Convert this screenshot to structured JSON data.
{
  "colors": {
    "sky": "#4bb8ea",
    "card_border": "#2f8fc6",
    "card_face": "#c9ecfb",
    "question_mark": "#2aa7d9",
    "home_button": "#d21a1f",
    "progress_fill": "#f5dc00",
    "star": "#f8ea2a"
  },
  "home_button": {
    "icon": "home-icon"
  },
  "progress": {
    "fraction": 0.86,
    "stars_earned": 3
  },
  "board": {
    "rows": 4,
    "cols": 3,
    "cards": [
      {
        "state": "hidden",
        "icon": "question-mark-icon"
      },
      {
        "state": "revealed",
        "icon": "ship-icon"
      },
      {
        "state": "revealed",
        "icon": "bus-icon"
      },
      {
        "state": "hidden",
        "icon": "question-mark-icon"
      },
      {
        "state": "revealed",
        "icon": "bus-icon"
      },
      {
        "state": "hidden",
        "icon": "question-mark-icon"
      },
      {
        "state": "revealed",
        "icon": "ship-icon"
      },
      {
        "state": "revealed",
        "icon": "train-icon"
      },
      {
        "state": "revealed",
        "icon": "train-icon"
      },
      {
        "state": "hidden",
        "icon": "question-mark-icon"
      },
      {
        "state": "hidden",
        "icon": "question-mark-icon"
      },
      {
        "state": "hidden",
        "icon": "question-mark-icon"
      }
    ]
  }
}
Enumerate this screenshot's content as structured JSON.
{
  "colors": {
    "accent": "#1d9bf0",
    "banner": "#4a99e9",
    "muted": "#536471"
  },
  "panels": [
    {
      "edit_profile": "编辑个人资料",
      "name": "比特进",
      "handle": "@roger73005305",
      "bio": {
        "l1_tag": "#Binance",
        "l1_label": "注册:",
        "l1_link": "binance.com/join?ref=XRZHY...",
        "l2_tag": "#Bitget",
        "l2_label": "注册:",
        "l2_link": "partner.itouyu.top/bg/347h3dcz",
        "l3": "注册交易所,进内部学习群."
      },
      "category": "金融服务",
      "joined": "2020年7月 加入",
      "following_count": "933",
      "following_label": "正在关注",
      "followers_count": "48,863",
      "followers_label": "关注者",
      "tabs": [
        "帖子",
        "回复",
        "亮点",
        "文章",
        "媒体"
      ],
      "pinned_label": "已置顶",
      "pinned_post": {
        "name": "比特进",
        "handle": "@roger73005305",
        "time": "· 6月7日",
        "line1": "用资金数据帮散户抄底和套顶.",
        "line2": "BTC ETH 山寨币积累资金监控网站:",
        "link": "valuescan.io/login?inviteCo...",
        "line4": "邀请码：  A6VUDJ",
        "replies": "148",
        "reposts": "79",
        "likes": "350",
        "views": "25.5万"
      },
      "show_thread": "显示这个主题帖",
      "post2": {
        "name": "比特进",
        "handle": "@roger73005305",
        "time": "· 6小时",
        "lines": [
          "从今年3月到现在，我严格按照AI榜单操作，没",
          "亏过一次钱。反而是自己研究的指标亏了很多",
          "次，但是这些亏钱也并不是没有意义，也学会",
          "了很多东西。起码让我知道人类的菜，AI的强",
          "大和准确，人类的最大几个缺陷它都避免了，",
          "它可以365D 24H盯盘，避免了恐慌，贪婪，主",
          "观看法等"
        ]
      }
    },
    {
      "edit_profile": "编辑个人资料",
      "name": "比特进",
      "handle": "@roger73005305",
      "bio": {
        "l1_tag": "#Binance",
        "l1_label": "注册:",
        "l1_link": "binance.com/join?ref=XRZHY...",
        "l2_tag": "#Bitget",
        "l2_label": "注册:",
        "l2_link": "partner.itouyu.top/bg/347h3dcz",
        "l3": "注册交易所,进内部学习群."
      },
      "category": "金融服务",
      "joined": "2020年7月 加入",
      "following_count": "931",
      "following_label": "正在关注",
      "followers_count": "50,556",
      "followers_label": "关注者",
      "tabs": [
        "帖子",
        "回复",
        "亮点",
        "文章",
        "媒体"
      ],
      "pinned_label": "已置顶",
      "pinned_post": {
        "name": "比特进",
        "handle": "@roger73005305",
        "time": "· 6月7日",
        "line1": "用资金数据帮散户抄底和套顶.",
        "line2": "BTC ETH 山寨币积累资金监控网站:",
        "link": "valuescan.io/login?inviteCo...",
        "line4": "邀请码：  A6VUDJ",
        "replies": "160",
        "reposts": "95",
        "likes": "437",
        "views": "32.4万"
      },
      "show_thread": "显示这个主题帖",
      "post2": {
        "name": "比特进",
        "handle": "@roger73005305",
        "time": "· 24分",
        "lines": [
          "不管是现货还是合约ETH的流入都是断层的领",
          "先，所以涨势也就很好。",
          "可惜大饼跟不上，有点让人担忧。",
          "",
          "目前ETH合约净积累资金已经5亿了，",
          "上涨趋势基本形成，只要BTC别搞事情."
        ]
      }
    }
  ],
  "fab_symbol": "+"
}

- Instruction:
Write the whole listing out again. Keep every line exactly as it is.

- Finished task:
Convert this screenshot to structured JSON data.
{
  "colors": {
    "sky": "#4bb8ea",
    "card_border": "#2f8fc6",
    "card_face": "#c9ecfb",
    "question_mark": "#2aa7d9",
    "home_button": "#d21a1f",
    "progress_fill": "#f5dc00",
    "star": "#f8ea2a"
  },
  "home_button": {
    "icon": "home-icon"
  },
  "progress": {
    "fraction": 0.86,
    "stars_earned": 3
  },
  "board": {
    "rows": 4,
    "cols": 3,
    "cards": [
      {
        "state": "hidden",
        "icon": "question-mark-icon"
      },
      {
        "state": "revealed",
        "icon": "ship-icon"
      },
      {
        "state": "revealed",
        "icon": "bus-icon"
      },
      {
        "state": "hidden",
        "icon": "question-mark-icon"
      },
      {
        "state": "revealed",
        "icon": "bus-icon"
      },
      {
        "state": "hidden",
        "icon": "question-mark-icon"
      },
      {
        "state": "revealed",
        "icon": "ship-icon"
      },
      {
        "state": "revealed",
        "icon": "train-icon"
      },
      {
        "state": "revealed",
        "icon": "train-icon"
      },
      {
        "state": "hidden",
        "icon": "question-mark-icon"
      },
      {
        "state": "hidden",
        "icon": "question-mark-icon"
      },
      {
        "state": "hidden",
        "icon": "question-mark-icon"
      }
    ]
  }
}
Enumerate this screenshot's content as structured JSON.
{
  "colors": {
    "accent": "#1d9bf0",
    "banner": "#4a99e9",
    "muted": "#536471"
  },
  "panels": [
    {
      "edit_profile": "编辑个人资料",
      "name": "比特进",
      "handle": "@roger73005305",
      "bio": {
        "l1_tag": "#Binance",
        "l1_label": "注册:",
        "l1_link": "binance.com/join?ref=XRZHY...",
        "l2_tag": "#Bitget",
        "l2_label": "注册:",
        "l2_link": "partner.itouyu.top/bg/347h3dcz",
        "l3": "注册交易所,进内部学习群."
      },
      "category": "金融服务",
      "joined": "2020年7月 加入",
      "following_count": "933",
      "following_label": "正在关注",
      "followers_count": "48,863",
      "followers_label": "关注者",
      "tabs": [
        "帖子",
        "回复",
        "亮点",
        "文章",
        "媒体"
      ],
      "pinned_label": "已置顶",
      "pinned_post": {
        "name": "比特进",
        "handle": "@roger73005305",
        "time": "· 6月7日",
        "line1": "用资金数据帮散户抄底和套顶.",
        "line2": "BTC ETH 山寨币积累资金监控网站:",
        "link": "valuescan.io/login?inviteCo...",
        "line4": "邀请码：  A6VUDJ",
        "replies": "148",
        "reposts": "79",
        "likes": "350",
        "views": "25.5万"
      },
      "show_thread": "显示这个主题帖",
      "post2": {
        "name": "比特进",
        "handle": "@roger73005305",
        "time": "· 6小时",
        "lines": [
          "从今年3月到现在，我严格按照AI榜单操作，没",
          "亏过一次钱。反而是自己研究的指标亏了很多",
          "次，但是这些亏钱也并不是没有意义，也学会",
          "了很多东西。起码让我知道人类的菜，AI的强",
          "大和准确，人类的最大几个缺陷它都避免了，",
          "它可以365D 24H盯盘，避免了恐慌，贪婪，主",
          "观看法等"
        ]
      }
    },
    {
      "edit_profile": "编辑个人资料",
      "name": "比特进",
      "handle": "@roger73005305",
      "bio": {
        "l1_tag": "#Binance",
        "l1_label": "注册:",
        "l1_link": "binance.com/join?ref=XRZHY...",
        "l2_tag": "#Bitget",
        "l2_label": "注册:",
        "l2_link": "partner.itouyu.top/bg/347h3dcz",
        "l3": "注册交易所,进内部学习群."
      },
      "category": "金融服务",
      "joined": "2020年7月 加入",
      "following_count": "931",
      "following_label": "正在关注",
      "followers_count": "50,556",
      "followers_label": "关注者",
      "tabs": [
        "帖子",
        "回复",
        "亮点",
        "文章",
        "媒体"
      ],
      "pinned_label": "已置顶",
      "pinned_post": {
        "name": "比特进",
        "handle": "@roger73005305",
        "time": "· 6月7日",
        "line1": "用资金数据帮散户抄底和套顶.",
        "line2": "BTC ETH 山寨币积累资金监控网站:",
        "link": "valuescan.io/login?inviteCo...",
        "line4": "邀请码：  A6VUDJ",
        "replies": "160",
        "reposts": "95",
        "likes": "437",
        "views": "32.4万"
      },
      "show_thread": "显示这个主题帖",
      "post2": {
        "name": "比特进",
        "handle": "@roger73005305",
        "time": "· 24分",
        "lines": [
          "不管是现货还是合约ETH的流入都是断层的领",
          "先，所以涨势也就很好。",
          "可惜大饼跟不上，有点让人担忧。",
          "",
          "目前ETH合约净积累资金已经5亿了，",
          "上涨趋势基本形成，只要BTC别搞事情."
        ]
      }
    }
  ],
  "fab_symbol": "+"
}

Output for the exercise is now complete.